**REQUEST**
Wherever the word "Melody" turns up in a line of the entries, copy that line.

-- start of MATERIAL FOR THIS EXERCISE --

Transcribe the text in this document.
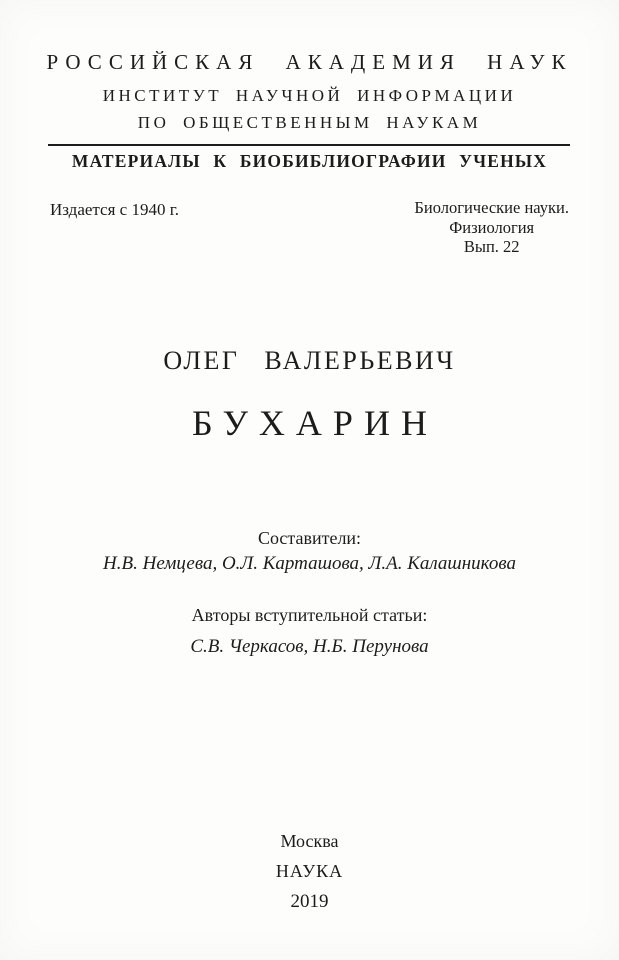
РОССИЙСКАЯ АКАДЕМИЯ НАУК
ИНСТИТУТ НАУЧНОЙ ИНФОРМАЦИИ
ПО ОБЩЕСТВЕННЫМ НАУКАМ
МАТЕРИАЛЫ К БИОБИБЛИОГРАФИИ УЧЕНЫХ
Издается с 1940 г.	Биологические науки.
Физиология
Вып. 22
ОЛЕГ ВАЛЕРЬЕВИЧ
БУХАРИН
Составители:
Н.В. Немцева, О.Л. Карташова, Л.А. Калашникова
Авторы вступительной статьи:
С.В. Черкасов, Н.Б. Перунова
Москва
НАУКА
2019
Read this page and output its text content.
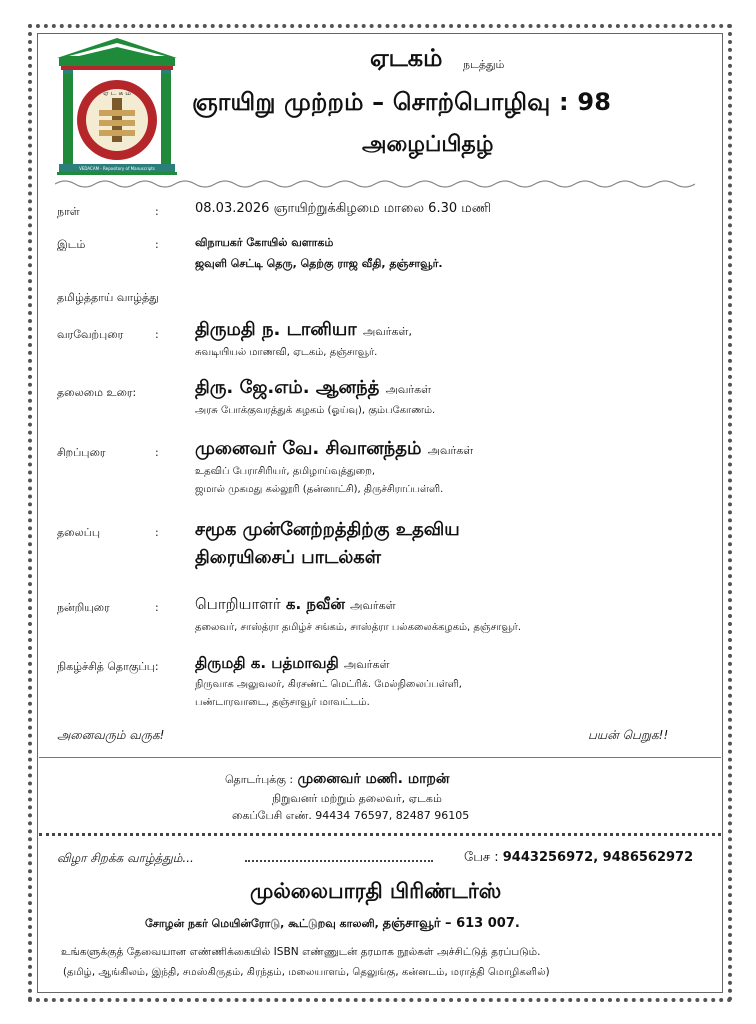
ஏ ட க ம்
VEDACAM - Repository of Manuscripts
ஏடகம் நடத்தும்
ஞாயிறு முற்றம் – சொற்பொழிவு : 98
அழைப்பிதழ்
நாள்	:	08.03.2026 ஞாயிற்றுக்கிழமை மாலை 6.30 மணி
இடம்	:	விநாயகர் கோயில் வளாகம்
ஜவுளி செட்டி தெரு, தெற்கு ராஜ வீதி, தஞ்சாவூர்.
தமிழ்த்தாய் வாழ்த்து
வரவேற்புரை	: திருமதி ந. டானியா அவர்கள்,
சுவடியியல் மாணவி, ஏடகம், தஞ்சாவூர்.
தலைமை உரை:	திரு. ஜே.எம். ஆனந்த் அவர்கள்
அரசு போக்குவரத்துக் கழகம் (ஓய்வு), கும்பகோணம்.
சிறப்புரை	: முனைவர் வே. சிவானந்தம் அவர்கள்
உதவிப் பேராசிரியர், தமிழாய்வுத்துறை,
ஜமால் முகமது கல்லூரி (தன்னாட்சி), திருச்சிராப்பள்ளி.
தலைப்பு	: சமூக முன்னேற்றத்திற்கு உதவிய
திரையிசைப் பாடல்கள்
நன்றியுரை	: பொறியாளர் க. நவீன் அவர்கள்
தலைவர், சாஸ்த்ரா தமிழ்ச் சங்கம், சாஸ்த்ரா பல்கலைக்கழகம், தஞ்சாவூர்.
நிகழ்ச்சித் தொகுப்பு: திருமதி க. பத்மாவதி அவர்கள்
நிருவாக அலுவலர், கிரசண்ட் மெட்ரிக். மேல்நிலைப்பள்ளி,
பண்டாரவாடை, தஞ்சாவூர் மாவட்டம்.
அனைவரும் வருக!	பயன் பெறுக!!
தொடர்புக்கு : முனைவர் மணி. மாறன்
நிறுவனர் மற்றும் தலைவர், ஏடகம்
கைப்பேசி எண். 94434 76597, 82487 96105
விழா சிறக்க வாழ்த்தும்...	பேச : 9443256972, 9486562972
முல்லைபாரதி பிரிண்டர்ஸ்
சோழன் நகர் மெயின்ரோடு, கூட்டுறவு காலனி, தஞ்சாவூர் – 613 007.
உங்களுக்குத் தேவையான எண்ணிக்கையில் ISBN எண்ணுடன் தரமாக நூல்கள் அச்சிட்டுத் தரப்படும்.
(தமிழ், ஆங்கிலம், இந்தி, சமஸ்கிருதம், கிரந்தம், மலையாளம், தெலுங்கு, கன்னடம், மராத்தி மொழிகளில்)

-- end of MATERIAL FOR THIS EXERCISE --
-- start of MATERIAL FOR THIS EXERCISE --

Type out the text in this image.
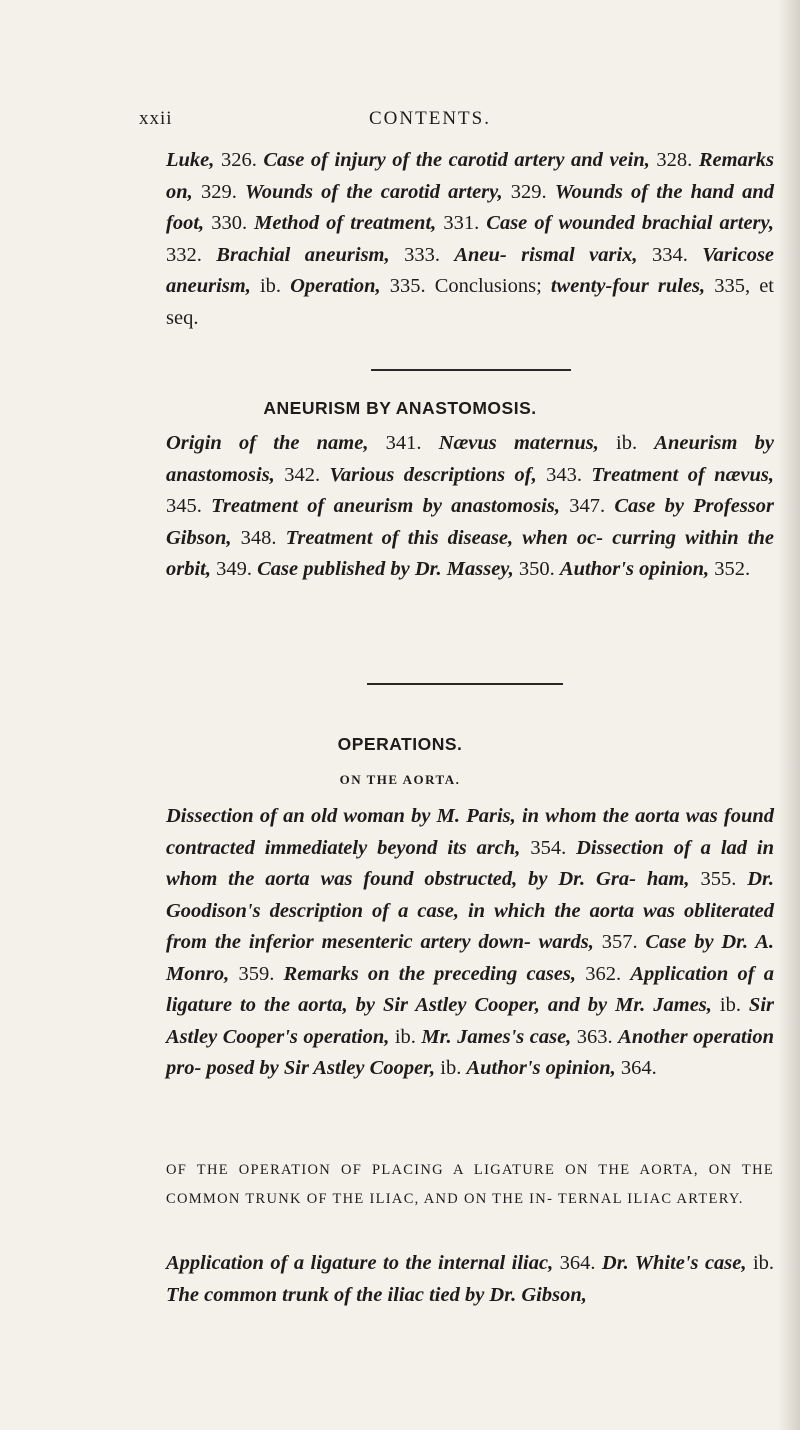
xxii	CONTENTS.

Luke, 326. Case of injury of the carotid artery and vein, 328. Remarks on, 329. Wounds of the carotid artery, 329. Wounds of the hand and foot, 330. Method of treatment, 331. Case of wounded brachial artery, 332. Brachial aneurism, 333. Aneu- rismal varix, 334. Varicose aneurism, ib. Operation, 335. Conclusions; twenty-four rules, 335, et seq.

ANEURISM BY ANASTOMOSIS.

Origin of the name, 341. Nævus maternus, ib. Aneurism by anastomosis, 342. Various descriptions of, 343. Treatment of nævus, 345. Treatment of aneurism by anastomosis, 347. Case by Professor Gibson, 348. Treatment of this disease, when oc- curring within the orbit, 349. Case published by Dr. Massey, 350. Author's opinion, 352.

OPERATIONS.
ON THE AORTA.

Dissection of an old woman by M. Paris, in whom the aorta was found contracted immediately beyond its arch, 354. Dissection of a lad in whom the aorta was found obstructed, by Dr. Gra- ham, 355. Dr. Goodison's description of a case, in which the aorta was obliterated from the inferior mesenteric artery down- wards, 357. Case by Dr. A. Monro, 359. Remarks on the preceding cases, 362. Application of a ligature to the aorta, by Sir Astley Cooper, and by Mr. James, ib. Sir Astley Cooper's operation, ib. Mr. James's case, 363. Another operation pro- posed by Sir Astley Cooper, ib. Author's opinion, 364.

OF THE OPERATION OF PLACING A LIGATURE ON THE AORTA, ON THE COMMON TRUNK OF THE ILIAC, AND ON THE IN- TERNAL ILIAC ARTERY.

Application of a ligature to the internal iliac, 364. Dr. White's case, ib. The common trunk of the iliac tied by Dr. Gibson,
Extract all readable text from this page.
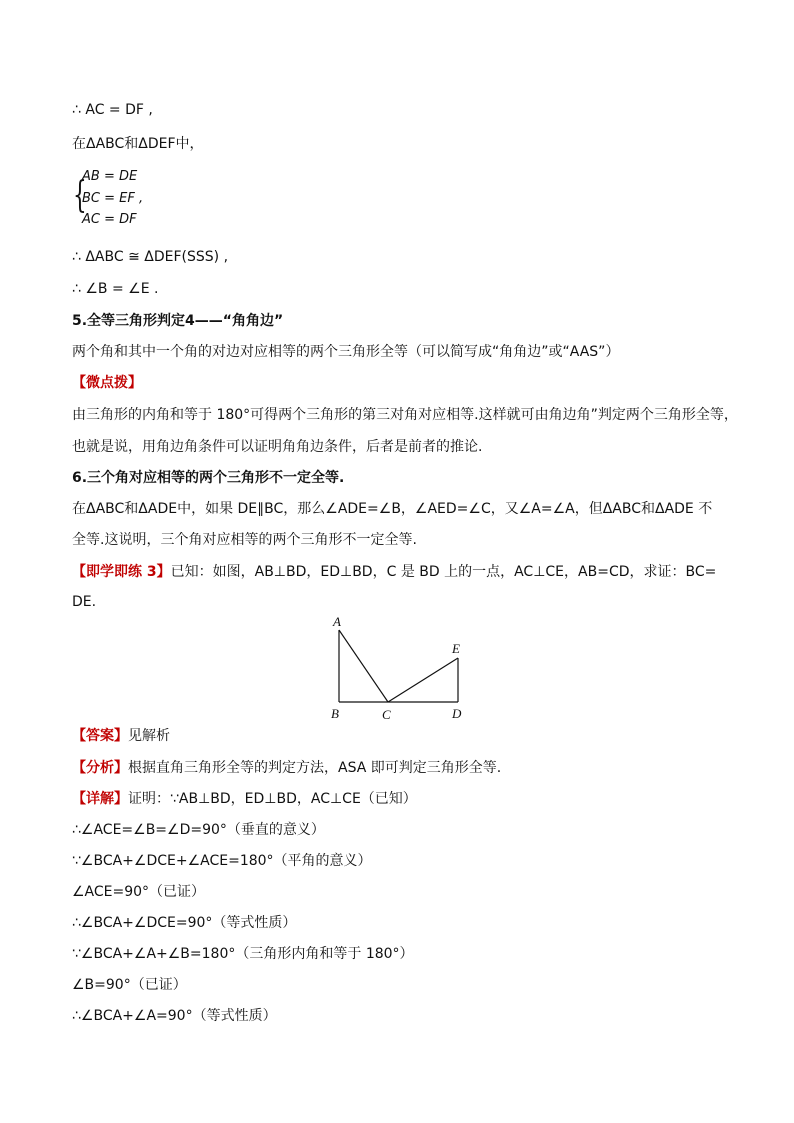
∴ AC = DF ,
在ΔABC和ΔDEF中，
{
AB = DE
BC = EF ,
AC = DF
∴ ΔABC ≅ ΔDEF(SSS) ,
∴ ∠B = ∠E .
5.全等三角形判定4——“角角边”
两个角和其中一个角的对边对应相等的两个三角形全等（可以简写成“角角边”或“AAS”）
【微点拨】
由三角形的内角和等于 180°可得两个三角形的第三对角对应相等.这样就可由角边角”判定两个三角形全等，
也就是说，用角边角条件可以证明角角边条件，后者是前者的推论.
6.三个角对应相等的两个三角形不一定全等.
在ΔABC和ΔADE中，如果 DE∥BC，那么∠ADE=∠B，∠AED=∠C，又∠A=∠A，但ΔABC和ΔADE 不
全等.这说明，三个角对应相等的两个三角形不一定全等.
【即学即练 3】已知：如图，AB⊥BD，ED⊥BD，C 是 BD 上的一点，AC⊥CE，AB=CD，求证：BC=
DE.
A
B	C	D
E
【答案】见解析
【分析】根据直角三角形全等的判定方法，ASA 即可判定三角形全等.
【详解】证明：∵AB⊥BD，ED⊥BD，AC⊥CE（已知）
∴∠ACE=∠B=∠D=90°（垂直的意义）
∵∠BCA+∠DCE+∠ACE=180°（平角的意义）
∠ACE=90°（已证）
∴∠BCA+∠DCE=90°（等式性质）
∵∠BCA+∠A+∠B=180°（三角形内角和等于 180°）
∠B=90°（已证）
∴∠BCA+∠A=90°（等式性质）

-- end of MATERIAL FOR THIS EXERCISE --
-- start of MATERIAL FOR THIS EXERCISE --

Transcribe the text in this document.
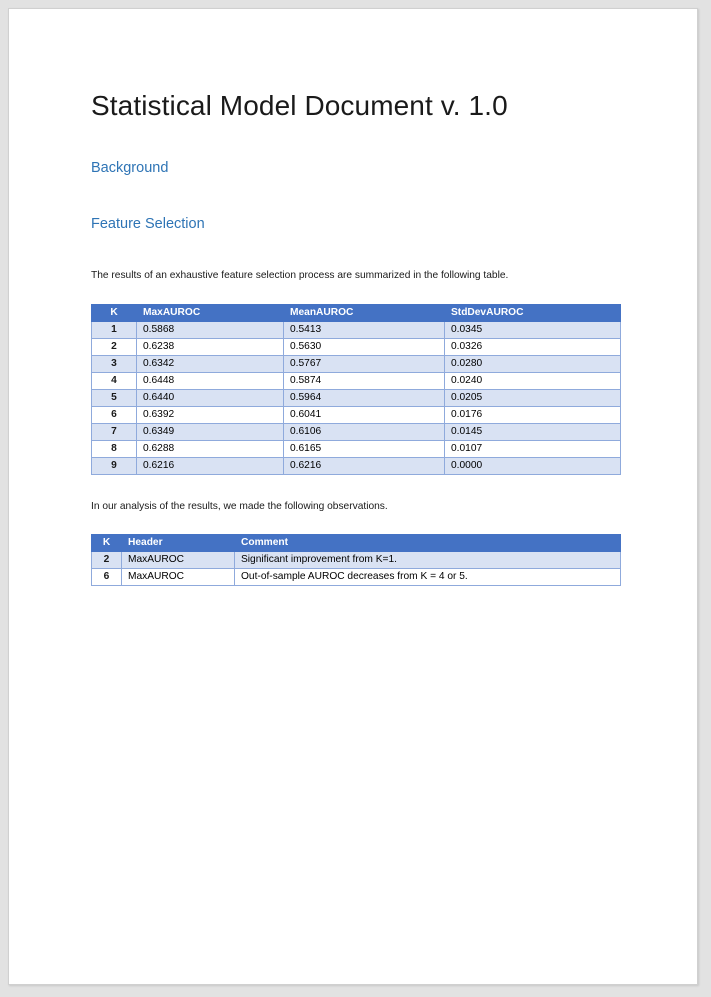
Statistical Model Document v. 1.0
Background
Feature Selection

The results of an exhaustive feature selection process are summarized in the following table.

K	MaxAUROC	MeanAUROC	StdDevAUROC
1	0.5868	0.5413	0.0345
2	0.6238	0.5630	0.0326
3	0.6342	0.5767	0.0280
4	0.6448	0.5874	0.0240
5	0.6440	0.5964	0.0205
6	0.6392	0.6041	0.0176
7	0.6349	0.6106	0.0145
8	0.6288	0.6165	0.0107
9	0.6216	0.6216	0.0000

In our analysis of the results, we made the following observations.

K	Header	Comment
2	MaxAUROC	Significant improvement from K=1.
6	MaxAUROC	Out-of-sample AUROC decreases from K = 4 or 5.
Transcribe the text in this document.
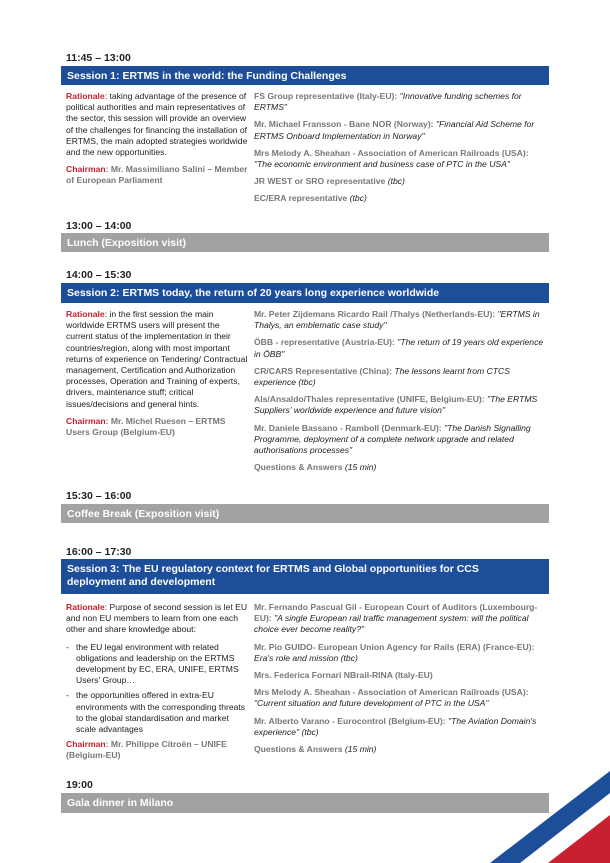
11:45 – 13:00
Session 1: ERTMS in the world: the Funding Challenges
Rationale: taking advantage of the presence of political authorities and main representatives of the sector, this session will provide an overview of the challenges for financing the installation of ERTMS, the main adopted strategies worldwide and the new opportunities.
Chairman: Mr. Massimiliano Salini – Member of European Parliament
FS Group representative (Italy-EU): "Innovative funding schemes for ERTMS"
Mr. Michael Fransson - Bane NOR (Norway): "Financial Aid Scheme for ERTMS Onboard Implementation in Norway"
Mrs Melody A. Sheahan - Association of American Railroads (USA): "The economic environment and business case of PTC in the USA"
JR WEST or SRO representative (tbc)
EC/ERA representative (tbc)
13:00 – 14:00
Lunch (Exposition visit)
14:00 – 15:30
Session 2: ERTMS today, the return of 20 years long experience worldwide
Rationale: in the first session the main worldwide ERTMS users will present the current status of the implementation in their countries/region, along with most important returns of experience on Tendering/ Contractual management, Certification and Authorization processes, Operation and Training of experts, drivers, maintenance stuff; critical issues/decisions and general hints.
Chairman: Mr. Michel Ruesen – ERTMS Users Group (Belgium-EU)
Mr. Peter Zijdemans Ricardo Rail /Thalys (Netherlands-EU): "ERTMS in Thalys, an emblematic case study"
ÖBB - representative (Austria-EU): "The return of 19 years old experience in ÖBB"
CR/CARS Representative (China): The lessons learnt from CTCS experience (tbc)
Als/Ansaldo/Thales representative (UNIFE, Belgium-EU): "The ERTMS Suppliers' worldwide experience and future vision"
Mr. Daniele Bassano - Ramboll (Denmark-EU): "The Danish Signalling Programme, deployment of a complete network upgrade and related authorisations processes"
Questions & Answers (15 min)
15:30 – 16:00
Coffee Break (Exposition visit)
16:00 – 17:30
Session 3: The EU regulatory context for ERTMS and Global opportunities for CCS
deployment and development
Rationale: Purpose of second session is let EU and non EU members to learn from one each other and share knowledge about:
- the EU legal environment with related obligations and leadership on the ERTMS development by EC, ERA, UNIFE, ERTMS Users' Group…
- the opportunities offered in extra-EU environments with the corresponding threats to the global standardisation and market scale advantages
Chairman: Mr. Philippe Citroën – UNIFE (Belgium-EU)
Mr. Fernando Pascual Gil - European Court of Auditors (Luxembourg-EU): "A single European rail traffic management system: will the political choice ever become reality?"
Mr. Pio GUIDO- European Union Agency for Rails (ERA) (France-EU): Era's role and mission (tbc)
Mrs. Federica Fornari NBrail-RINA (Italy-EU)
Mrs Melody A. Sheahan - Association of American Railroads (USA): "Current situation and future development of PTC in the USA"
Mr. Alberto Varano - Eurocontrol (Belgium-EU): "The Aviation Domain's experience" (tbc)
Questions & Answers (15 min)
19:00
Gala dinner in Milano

-- end of MATERIAL FOR THIS EXERCISE --

**RIGHT ANSWER**
Mrs Melody A. Sheahan - Association of American Railroads (USA): "The economic environment and business case of PTC in the USA"
Mrs Melody A. Sheahan - Association of American Railroads (USA): "Current situation and future development of PTC in the USA"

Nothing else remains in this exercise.